■ What you will do
Scan the material below for lines with the word "BCHUSD" and report how many there are, with nothing added.

[Data entries for graphics]
.....
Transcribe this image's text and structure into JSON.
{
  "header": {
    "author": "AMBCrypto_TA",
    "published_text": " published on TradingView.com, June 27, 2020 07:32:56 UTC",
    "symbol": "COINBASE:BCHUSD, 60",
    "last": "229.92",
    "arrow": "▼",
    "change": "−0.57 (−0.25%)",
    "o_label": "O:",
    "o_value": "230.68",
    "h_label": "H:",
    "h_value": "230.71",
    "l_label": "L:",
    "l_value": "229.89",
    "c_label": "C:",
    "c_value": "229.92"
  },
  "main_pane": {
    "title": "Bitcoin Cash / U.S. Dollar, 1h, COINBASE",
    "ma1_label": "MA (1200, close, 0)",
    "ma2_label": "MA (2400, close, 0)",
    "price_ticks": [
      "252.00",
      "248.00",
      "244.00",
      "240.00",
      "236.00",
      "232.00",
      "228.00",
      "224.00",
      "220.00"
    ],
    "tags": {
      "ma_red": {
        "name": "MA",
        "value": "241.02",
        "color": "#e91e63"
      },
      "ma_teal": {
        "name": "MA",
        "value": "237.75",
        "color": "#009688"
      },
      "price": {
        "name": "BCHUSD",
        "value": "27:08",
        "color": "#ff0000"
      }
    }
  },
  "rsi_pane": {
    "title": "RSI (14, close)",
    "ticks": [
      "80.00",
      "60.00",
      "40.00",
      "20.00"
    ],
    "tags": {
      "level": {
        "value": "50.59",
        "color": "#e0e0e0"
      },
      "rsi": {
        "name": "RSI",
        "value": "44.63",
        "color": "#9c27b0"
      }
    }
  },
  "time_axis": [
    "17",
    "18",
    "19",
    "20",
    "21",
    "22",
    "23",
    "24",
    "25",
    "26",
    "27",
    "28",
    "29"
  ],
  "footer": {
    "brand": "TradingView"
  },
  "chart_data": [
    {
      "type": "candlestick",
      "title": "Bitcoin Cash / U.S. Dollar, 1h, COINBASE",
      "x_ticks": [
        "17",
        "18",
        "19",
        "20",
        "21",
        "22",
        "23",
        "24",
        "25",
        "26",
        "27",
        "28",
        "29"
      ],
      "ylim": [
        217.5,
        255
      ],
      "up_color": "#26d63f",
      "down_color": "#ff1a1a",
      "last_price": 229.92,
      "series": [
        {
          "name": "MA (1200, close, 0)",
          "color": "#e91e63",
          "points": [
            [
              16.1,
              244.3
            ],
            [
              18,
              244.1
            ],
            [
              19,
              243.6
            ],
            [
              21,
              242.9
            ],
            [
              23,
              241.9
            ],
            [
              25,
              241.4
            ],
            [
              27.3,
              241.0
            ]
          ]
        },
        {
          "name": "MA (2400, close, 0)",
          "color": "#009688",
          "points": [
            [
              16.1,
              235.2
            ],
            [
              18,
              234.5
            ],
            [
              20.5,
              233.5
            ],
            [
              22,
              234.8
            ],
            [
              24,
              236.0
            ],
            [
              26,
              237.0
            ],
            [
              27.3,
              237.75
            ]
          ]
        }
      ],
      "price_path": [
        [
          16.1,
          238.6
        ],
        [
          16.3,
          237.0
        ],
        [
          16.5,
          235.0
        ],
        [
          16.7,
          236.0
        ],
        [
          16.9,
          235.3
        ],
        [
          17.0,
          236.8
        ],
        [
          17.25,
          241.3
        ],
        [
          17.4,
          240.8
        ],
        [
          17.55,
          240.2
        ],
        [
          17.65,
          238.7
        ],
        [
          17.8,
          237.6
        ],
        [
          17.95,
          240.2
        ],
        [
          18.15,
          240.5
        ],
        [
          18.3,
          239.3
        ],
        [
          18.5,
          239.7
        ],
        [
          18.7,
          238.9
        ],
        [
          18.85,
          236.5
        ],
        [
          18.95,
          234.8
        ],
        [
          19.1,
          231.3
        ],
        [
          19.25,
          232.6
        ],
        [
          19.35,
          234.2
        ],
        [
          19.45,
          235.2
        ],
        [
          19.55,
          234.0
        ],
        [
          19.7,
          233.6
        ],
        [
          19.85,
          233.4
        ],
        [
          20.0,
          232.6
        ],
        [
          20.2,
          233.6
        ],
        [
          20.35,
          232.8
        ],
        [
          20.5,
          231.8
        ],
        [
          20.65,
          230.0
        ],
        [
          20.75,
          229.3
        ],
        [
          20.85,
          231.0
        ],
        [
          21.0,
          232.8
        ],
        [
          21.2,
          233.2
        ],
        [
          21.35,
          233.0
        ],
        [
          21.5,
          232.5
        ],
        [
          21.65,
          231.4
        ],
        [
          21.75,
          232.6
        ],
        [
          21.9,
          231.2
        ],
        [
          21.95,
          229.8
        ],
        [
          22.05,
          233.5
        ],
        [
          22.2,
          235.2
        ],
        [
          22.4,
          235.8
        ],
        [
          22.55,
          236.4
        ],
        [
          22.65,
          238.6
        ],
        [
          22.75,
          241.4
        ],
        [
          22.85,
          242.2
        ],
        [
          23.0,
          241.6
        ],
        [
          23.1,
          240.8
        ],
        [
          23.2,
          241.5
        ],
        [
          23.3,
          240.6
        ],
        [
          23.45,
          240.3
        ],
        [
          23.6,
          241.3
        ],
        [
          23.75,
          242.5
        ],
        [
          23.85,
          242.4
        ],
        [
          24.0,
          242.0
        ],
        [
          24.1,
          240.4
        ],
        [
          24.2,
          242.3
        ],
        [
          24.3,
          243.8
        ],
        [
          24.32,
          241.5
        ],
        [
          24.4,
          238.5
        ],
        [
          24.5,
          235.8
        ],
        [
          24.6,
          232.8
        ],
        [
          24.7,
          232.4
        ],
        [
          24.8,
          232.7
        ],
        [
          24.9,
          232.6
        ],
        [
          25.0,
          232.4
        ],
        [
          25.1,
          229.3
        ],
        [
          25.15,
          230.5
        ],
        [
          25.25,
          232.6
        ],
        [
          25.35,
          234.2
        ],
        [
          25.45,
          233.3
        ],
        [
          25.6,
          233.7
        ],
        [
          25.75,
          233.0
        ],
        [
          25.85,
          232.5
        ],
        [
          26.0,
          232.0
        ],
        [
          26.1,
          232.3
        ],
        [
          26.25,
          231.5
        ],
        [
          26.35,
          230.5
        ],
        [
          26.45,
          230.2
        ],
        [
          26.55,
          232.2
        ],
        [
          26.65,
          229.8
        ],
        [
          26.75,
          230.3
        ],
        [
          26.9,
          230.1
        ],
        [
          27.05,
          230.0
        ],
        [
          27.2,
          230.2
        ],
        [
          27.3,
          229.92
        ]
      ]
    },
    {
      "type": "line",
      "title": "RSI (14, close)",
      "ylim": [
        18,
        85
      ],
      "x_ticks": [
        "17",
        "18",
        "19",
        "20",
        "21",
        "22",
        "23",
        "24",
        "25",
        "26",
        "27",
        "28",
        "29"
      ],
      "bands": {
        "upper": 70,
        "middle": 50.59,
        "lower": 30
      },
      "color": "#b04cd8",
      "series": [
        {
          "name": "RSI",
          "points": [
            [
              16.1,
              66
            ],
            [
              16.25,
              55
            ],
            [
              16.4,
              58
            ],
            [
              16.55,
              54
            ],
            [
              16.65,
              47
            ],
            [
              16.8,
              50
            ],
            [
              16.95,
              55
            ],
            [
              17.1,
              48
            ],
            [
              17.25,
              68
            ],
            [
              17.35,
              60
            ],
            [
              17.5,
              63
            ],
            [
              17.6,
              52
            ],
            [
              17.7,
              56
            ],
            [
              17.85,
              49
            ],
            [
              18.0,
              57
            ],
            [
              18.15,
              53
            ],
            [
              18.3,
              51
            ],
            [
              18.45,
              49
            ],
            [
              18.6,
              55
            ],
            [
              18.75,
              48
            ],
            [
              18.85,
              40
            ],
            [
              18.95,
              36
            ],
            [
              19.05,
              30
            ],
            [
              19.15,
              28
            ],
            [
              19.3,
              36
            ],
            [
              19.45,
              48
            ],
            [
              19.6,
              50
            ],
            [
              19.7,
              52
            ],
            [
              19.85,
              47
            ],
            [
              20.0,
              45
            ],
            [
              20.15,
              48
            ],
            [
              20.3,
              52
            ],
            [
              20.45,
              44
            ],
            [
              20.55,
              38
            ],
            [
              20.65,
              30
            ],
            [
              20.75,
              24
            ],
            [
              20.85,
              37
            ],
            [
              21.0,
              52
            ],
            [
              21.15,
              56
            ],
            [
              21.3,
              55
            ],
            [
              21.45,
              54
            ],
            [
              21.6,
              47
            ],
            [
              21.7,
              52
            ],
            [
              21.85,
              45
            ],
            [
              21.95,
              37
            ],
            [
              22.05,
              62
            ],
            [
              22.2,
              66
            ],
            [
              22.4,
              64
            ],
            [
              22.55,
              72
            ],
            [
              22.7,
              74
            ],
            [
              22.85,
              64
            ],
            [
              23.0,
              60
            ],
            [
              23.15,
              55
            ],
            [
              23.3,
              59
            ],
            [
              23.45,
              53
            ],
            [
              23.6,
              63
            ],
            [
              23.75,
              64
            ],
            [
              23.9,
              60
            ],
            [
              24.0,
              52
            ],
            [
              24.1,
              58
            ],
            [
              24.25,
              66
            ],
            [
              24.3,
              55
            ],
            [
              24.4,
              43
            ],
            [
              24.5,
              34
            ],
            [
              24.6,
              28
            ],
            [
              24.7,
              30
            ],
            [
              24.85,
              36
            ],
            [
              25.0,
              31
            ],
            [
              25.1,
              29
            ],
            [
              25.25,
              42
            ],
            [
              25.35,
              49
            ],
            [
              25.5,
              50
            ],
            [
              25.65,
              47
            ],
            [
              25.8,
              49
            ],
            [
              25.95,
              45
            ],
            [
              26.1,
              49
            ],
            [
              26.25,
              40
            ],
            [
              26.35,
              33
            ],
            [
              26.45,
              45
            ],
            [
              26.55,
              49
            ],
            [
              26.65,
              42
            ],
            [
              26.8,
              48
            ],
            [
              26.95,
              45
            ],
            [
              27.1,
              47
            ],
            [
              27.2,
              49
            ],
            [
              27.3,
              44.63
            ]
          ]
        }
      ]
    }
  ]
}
.....
■ Final result
2